[Stored entries]
— BEGIN —

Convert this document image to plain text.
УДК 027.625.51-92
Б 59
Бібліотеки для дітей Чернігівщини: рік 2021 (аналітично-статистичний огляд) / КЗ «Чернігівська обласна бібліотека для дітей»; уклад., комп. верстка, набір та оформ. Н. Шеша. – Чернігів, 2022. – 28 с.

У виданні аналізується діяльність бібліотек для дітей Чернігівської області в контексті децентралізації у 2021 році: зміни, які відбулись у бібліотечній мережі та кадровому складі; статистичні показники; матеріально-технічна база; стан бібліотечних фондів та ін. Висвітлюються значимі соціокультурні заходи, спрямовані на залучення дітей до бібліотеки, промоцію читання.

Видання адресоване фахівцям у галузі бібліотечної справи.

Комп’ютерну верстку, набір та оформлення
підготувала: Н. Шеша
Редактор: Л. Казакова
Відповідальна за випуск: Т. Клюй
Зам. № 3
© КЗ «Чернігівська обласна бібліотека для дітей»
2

— END —
— BEGIN —

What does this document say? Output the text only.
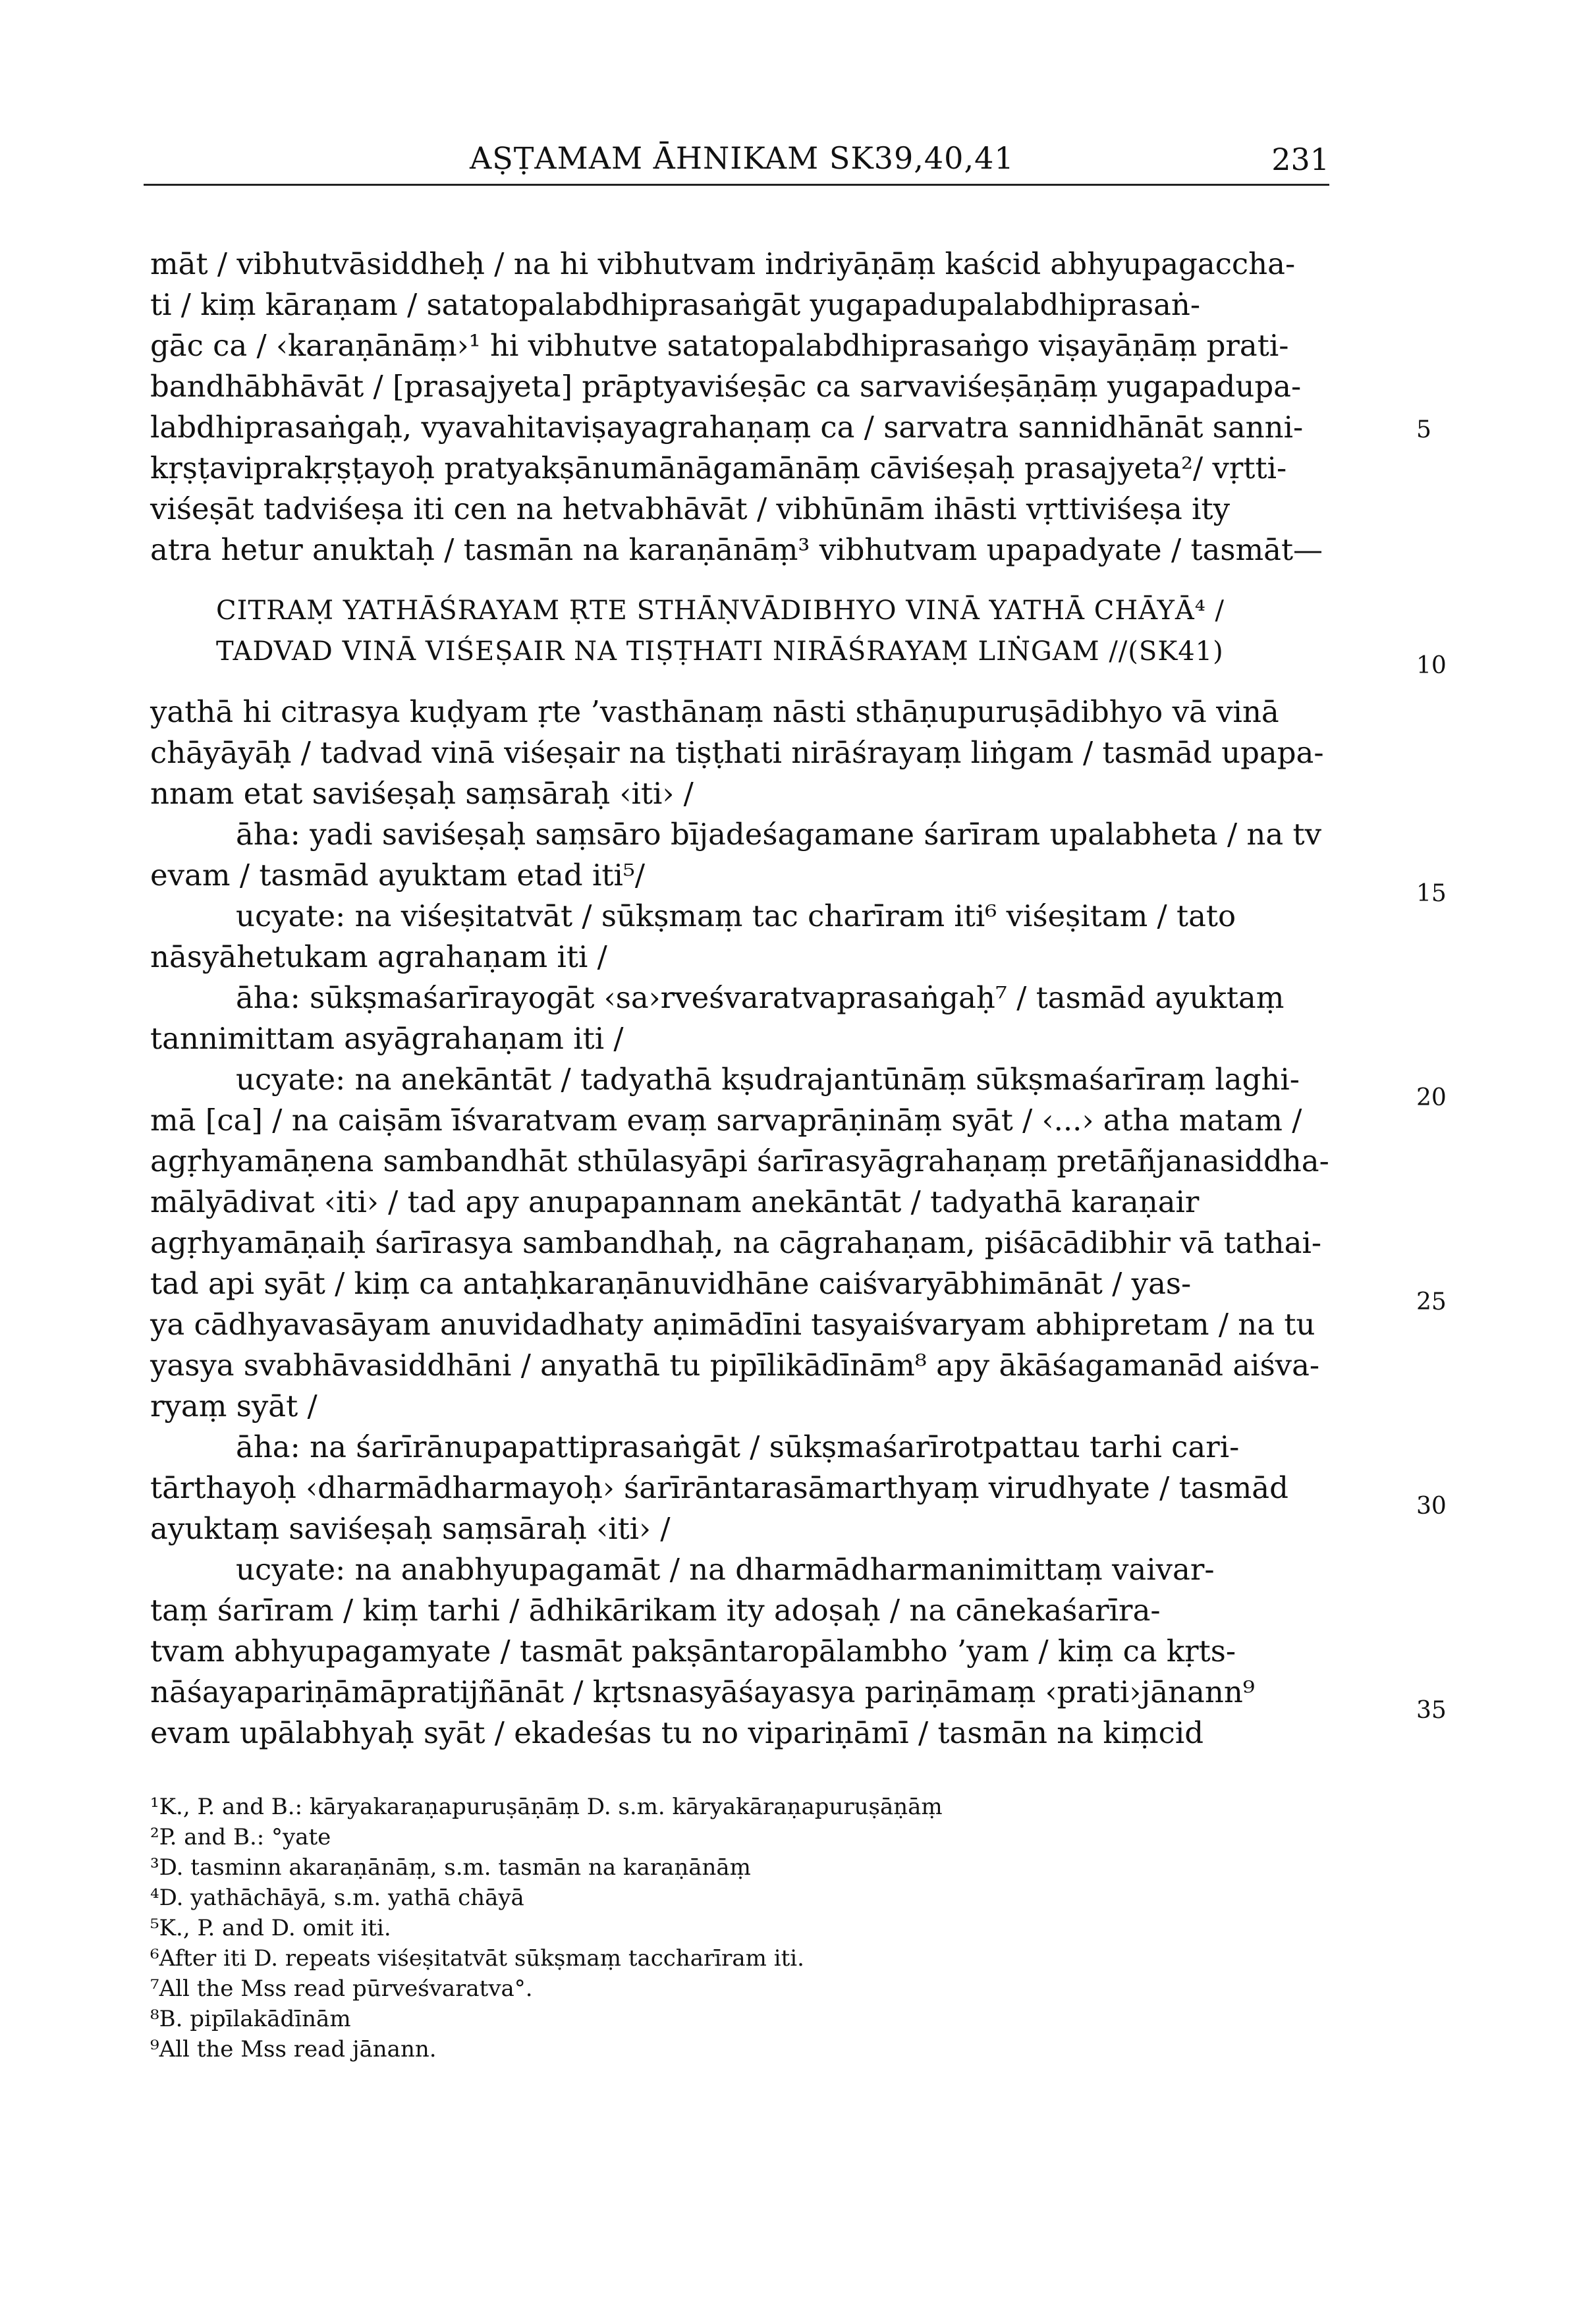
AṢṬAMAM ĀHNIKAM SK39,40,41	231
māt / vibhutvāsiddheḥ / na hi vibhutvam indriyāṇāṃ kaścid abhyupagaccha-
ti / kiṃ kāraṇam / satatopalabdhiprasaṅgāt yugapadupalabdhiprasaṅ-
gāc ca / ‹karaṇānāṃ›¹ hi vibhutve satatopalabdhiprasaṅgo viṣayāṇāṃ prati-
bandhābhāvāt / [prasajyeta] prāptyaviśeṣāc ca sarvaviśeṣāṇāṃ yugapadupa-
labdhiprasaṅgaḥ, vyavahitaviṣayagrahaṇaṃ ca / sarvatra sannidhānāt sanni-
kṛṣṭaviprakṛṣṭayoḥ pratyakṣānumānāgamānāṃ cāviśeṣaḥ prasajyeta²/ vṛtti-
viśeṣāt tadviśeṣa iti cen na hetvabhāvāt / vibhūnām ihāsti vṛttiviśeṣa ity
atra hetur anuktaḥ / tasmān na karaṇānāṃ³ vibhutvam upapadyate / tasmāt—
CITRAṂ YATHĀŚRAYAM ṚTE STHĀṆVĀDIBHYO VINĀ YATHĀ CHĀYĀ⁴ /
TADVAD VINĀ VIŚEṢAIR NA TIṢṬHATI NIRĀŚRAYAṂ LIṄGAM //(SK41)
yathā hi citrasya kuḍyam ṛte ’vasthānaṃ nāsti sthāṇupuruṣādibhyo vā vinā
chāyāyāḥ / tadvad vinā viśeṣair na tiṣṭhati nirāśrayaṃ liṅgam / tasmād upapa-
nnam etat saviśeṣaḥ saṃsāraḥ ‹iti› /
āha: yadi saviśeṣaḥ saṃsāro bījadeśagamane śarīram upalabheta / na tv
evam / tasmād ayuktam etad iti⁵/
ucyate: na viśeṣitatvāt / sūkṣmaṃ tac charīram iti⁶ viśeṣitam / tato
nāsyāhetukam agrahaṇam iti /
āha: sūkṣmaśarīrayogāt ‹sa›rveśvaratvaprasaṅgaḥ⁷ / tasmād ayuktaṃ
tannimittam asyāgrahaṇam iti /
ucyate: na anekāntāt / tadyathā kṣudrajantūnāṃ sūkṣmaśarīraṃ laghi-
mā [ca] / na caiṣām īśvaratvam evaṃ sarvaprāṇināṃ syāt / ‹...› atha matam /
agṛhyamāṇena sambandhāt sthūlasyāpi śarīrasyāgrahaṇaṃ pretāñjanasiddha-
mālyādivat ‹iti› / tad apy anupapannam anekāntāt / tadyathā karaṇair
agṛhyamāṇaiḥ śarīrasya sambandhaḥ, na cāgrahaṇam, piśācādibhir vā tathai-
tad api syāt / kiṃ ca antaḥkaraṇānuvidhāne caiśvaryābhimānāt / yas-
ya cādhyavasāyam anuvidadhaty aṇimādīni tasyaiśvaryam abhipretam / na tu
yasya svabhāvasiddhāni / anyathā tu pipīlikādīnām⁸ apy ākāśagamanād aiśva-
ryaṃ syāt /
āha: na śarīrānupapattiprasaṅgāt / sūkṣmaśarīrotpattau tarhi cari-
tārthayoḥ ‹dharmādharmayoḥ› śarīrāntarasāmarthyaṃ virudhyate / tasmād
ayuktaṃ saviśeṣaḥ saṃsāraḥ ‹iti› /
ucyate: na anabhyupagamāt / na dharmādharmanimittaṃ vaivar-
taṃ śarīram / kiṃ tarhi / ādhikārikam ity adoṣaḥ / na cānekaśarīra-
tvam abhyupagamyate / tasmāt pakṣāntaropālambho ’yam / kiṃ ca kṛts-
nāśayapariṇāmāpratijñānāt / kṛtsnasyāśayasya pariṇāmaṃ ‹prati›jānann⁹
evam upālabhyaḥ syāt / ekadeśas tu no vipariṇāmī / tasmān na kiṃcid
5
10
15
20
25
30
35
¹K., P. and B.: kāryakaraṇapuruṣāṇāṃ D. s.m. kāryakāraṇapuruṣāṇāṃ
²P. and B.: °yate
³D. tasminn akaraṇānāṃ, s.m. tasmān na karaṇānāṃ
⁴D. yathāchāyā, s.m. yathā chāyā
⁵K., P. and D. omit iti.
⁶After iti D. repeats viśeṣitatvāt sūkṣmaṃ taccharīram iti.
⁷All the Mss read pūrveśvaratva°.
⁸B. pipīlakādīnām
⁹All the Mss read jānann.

— END —
— BEGIN —

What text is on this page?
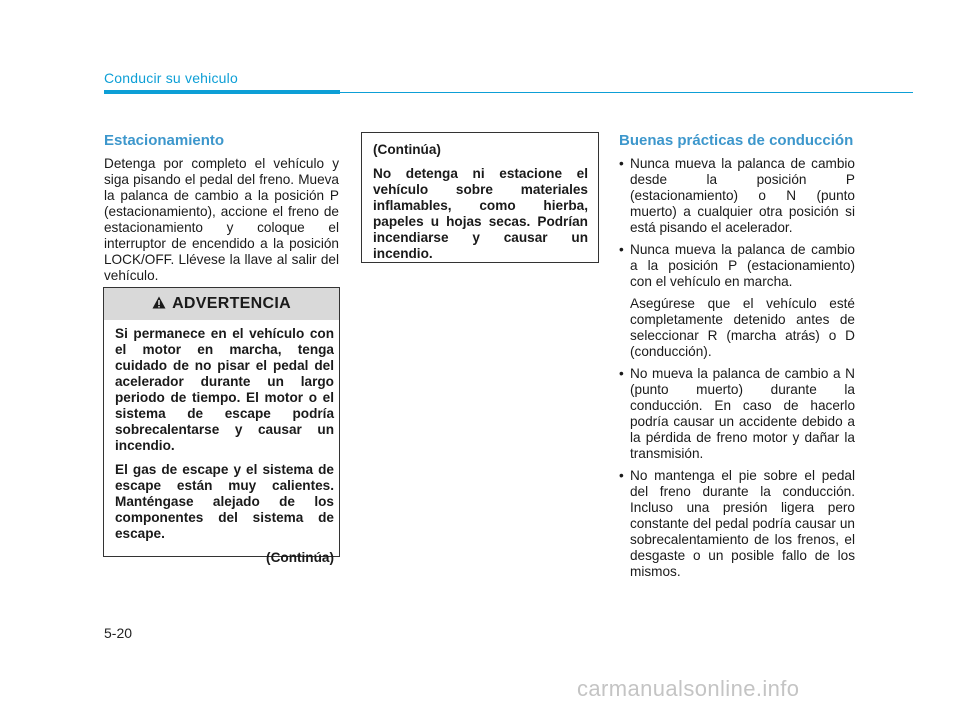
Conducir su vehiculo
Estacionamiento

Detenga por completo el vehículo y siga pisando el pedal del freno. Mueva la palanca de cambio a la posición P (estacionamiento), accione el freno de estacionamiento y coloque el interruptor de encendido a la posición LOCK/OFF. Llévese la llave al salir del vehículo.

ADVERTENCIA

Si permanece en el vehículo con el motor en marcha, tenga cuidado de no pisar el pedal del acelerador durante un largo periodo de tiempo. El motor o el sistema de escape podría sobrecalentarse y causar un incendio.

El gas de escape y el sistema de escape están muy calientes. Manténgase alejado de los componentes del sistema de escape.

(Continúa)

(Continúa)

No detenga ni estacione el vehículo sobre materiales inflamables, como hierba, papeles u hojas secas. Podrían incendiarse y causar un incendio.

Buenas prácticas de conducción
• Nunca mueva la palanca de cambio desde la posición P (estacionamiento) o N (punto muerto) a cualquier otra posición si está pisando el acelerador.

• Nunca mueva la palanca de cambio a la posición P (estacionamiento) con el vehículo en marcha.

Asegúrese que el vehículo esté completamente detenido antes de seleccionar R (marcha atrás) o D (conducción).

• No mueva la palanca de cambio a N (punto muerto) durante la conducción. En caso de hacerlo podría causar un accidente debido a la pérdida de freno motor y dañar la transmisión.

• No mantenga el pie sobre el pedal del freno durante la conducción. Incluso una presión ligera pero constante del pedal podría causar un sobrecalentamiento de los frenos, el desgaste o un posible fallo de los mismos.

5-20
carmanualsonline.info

— END —

▸ Requirement
Check the records above line by line and tally those holding the string "escape". Answer with the number only.

▸ Worked solution
2